> _作業指示 A_: 水素療法に関する本文で、男性10名と女性10名の臨床試験では、何%のH2を1日何分間、何日間吸入しましたか。
> _作業指示 B_: 水素療法に関する本文を、最後の文の次から書き継いでください。

> _提供本文_:
■ ■ ■

水素吸入療法の力 その11:ヒト研究における有効性(生活習慣病と運動)
水素(H2)療法は、人々の肥満化に伴い問題となっている生活習慣病や代謝疾患の治療にも使用されています。
多くの研究が、運動やスポーツ関連の傷害に対するH2療法の有益な効果を指摘しており、
H2吸入、H2を豊富に含む水の飲用、局所的なH2の塗布などの投与方法があります。
パイロット研究では、男性のエリートサッカー選手10名がH2を豊富に含む水を経口摂取すると、
激しい運動中に血中乳酸値の上昇が抑えられ、筋肉疲労が軽減されることがわかり、
アスリートにとって適切な水分補給手段になり得ることが示唆されています。
男性のサイクリスト8名を対象とした別の研究でも同様の結果が見つかり、
H2飽和水を経口摂取すると、断続的なサイクリング運動の持続時間が30分を超える場合(無酸素)のパフォーマンスが向上しました。
男性10名と女性10名が参加した臨床試験では、7日間毎日20分間4%のH2を吸入した後、
疲労困憊までの走行時間テストで最大4.2%のピーク走行速度の増加が見られました。
ある研究では、激しい運動の前後にH2を豊富に含んだ水を飲むと、
8名の男性ボランティアで運動による活性酸素種(ROS)レベルの上昇が軽減したことが示されました。
これは、3日間連続2回の運動テストでプラセボ水と比較して運動パフォーマンスに有意差がなかったとしても、
筋肉疲労の蓄積を防止するのに役立つ可能性があります。

■ ■ ■

> _データ抜粋_:
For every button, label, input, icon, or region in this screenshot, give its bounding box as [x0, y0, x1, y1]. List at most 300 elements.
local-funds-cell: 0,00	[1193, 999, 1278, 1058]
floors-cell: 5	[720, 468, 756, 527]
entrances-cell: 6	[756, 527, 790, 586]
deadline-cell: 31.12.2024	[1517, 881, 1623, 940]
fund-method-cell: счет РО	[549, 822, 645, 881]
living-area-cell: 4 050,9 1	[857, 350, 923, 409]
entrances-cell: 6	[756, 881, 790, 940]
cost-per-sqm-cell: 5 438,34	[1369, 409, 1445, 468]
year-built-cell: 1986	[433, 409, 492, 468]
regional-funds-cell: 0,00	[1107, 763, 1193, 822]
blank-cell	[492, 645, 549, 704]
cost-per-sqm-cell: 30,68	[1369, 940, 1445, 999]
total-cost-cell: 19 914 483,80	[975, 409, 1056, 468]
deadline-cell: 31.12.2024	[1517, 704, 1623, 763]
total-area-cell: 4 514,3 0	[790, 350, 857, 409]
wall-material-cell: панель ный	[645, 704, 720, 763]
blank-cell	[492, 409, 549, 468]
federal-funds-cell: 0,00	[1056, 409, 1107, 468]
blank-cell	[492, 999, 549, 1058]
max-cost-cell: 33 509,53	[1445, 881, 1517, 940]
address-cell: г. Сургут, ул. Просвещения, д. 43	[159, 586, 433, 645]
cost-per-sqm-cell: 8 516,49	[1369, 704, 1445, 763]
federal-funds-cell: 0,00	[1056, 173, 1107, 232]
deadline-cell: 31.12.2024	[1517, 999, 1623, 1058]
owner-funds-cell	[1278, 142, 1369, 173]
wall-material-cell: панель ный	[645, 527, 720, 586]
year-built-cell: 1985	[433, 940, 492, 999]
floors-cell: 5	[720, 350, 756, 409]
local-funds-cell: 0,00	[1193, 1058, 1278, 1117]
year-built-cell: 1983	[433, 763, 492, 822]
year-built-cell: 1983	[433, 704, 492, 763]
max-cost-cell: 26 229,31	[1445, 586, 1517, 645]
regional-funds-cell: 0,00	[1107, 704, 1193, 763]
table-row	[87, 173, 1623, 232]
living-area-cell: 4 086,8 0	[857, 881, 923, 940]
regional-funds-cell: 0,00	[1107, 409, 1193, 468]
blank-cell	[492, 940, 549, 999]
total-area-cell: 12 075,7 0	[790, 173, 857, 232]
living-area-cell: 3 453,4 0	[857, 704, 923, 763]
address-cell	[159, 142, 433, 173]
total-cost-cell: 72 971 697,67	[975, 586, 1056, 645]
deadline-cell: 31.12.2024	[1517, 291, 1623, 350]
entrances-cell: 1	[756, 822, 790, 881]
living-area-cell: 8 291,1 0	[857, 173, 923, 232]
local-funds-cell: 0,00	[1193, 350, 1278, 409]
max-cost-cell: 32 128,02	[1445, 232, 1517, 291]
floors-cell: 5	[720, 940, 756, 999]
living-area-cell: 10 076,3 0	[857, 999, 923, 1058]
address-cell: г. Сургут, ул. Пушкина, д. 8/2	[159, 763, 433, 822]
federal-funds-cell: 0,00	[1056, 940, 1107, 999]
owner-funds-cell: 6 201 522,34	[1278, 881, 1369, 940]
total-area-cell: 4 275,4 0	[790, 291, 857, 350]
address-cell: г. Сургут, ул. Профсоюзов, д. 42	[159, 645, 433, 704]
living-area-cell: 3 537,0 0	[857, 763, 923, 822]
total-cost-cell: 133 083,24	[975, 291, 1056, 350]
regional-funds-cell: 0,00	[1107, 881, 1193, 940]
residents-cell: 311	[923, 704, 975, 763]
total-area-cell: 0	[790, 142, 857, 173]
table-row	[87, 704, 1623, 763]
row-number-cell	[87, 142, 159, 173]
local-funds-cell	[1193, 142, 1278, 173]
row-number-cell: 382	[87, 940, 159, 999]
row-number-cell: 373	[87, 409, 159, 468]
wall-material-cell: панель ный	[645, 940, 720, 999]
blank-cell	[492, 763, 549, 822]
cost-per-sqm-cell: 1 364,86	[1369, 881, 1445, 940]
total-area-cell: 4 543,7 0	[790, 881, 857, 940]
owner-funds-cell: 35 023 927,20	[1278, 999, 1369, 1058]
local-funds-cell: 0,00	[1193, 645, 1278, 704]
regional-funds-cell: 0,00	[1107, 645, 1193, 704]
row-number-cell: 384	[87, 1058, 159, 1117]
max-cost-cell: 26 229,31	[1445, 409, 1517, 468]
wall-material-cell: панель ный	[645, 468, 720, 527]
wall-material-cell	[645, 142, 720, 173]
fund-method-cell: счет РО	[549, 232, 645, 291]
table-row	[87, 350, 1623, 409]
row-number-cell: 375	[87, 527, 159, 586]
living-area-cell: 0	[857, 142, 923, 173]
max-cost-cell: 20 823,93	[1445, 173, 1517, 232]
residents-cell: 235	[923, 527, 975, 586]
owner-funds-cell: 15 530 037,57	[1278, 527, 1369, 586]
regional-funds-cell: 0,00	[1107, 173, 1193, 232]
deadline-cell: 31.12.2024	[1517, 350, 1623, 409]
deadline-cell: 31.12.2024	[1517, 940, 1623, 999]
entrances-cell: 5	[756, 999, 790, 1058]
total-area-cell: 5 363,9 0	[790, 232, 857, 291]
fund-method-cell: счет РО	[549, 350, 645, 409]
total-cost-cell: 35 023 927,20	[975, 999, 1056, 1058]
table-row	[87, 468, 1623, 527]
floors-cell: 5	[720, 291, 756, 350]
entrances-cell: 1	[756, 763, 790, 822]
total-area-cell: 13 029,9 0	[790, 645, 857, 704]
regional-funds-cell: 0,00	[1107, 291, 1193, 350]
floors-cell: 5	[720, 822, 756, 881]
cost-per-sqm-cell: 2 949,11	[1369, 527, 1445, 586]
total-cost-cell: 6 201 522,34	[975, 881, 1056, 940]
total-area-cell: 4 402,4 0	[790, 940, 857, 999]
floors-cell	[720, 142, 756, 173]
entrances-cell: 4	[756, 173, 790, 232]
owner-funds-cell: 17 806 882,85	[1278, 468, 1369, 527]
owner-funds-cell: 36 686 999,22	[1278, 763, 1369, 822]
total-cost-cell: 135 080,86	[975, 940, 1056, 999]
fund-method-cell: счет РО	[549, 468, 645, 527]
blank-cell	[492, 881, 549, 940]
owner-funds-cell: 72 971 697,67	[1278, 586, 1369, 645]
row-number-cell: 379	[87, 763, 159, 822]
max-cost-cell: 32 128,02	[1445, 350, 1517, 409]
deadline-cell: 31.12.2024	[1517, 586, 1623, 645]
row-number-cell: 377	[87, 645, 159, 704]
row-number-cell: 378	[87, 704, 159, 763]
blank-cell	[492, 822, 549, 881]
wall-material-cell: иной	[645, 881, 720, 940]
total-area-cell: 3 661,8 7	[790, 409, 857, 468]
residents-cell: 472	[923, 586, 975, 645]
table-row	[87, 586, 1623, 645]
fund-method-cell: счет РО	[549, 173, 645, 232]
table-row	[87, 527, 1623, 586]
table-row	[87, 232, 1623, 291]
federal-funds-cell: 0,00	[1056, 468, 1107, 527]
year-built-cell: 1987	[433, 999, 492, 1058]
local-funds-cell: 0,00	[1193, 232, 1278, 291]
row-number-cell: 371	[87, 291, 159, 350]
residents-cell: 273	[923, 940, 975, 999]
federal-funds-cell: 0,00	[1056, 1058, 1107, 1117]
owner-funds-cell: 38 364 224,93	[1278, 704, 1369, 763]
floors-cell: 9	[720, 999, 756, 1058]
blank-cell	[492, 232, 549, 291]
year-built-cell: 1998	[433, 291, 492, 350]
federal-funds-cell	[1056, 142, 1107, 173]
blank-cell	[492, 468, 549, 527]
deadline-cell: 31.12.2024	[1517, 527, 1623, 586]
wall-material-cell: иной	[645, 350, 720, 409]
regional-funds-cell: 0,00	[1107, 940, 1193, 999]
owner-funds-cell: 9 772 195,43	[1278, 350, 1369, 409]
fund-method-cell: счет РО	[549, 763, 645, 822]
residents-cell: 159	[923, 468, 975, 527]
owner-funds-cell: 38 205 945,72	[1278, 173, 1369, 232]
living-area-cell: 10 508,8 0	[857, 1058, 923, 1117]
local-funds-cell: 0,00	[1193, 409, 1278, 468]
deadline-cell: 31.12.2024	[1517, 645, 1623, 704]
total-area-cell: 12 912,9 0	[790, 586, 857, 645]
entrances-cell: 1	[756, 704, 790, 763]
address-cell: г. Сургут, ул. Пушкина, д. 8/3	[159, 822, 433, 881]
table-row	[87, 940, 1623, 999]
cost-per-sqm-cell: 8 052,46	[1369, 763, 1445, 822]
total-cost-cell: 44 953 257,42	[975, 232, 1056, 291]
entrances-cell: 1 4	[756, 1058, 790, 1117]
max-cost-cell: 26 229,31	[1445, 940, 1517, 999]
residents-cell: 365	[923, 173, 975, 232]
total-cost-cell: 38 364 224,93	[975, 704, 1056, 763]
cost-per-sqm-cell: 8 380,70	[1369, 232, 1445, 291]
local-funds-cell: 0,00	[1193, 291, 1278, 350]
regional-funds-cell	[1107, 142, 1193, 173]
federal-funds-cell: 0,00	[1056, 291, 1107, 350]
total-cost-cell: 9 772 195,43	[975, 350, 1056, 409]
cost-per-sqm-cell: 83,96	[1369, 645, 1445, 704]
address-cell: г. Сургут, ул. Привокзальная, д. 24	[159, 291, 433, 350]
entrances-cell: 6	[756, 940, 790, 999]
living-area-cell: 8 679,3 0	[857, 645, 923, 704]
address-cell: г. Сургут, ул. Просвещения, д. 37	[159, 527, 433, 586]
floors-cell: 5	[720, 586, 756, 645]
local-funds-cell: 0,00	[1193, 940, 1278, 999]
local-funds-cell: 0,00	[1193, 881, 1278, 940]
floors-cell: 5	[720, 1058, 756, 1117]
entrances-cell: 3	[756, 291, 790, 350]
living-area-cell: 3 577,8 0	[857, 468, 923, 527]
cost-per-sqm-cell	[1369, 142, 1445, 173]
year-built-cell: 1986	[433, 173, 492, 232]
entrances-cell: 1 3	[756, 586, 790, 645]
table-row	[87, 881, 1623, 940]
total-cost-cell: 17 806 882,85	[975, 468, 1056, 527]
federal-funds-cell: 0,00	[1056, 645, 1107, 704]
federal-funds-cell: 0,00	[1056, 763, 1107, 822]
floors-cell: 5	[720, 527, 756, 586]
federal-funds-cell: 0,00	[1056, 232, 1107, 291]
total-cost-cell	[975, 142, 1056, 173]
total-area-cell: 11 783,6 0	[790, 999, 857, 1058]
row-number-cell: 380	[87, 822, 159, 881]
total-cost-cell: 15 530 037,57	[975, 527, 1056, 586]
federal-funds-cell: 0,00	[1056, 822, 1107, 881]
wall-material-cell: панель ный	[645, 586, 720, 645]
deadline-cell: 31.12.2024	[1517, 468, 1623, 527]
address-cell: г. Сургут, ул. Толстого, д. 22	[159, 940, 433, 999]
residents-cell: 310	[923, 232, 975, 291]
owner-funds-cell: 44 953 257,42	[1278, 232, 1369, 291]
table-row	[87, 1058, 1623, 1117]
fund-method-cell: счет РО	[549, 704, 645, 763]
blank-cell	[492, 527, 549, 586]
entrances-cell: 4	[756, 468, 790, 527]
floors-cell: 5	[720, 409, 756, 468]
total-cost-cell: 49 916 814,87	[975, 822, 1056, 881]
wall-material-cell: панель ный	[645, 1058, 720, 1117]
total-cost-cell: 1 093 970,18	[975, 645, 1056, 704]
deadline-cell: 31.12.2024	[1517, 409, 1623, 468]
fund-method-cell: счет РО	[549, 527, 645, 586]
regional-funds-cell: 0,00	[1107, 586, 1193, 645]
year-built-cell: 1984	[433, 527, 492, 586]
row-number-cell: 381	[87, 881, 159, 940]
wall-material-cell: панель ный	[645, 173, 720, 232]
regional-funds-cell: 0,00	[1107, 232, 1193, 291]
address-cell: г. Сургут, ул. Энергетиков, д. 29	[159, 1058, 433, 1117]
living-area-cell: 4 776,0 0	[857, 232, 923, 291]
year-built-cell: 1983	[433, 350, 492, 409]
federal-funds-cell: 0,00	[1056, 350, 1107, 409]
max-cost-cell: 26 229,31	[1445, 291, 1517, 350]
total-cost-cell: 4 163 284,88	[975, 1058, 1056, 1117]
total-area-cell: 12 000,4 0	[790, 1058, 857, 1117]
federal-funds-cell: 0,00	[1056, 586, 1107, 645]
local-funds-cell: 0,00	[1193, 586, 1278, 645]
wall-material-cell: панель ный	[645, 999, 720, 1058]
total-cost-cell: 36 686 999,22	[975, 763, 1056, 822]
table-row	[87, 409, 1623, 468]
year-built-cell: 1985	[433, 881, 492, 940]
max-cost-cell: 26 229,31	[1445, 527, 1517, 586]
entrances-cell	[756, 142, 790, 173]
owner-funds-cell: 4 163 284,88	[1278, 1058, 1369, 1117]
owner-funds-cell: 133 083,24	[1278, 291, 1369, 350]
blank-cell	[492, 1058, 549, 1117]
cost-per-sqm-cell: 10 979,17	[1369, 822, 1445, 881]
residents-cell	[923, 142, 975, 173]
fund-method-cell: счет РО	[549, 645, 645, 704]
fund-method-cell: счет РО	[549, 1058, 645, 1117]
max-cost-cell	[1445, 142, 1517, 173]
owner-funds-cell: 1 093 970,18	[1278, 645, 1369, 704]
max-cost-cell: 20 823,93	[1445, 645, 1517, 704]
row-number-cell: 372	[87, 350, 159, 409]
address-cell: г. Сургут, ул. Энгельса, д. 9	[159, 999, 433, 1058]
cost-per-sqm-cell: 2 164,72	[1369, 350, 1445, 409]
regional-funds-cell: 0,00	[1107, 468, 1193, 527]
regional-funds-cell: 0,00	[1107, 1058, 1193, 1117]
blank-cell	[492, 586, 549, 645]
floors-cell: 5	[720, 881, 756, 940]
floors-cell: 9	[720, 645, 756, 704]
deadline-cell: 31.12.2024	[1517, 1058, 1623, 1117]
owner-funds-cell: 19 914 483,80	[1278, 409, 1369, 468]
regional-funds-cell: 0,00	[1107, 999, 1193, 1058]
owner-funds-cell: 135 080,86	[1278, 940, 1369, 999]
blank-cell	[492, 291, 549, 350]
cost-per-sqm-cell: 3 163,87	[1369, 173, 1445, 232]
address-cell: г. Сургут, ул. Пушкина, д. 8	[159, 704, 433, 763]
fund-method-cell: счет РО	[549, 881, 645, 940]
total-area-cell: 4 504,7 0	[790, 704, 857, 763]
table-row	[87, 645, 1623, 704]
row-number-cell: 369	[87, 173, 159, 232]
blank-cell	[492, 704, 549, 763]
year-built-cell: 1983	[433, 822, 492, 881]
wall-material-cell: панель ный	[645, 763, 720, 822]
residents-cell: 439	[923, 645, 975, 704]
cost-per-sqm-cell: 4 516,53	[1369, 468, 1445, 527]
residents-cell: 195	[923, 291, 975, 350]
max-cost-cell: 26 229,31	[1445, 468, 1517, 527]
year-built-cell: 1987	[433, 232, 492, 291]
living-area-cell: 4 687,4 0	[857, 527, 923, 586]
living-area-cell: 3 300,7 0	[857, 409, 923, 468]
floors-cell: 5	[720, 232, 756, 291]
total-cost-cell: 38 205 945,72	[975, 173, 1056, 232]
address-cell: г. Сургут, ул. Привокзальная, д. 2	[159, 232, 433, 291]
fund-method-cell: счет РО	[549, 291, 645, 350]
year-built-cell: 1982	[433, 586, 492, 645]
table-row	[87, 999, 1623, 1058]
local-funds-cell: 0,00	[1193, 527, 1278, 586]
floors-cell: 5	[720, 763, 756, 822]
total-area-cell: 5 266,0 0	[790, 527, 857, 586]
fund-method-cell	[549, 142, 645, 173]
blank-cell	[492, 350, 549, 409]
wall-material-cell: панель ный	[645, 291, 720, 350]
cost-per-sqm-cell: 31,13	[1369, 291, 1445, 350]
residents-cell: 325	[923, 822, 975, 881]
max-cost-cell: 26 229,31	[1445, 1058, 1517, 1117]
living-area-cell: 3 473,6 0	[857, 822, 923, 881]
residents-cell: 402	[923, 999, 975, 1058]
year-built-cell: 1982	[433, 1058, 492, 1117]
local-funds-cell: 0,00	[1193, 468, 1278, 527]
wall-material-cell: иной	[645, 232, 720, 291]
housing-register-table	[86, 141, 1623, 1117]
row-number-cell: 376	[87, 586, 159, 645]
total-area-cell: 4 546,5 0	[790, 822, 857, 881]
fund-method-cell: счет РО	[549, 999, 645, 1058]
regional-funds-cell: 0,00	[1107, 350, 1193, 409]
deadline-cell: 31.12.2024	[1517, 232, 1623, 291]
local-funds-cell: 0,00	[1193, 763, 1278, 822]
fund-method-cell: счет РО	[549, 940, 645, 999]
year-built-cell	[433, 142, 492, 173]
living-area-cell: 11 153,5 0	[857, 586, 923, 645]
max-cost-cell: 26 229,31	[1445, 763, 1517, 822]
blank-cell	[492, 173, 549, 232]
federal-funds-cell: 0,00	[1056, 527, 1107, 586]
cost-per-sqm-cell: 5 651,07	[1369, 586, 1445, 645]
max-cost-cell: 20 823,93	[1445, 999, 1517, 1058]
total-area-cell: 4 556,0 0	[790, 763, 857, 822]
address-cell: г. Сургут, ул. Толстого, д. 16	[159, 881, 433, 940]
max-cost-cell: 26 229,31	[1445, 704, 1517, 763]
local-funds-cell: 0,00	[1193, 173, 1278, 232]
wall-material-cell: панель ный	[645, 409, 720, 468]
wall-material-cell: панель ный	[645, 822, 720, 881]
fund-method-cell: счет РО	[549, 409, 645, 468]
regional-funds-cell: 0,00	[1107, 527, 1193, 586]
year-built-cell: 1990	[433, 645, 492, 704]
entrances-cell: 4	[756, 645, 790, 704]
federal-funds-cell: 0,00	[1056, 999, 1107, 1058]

■ ■ ■

> _回答 A_: 4%のH2を毎日20分間、7日間吸入しました。

> _回答 B_:
より大規模な研究では、健康な非トレーニング参加者(n = 99)とトレーニング参加者(n = 60)を対象に、
自転車エルゴメーター運動負荷の直前にH2を豊富に含んだ水を飲んだ場合の効果を調査しました。
その結果、H2水はプラセボ水と比較して、
最大酸素消費量とボルグ指数および視覚アナログ尺度で測定された持久力を高め、
心理的疲労を軽減することがわかりました。
さらに、スポーツ関連の急性の軟部組織損傷の治癒過程においては、
標準治療に加えて、2週間の経口および局所H2治療によってプラスの影響を受ける可能性があります。
高レベルの運動とは別に、
H2療法は生活習慣病の状態を管理するためにも研究されています。
通常、1日1~2リットルのH2を豊富に含む水を飲むと、
ROSレベルが低下し、
太りすぎの人の体脂肪減少に寄与するだけでなく、
2型糖尿病患者やメタボリックシンドロームの脂質およびグルコース代謝をコントロールできることが示されています。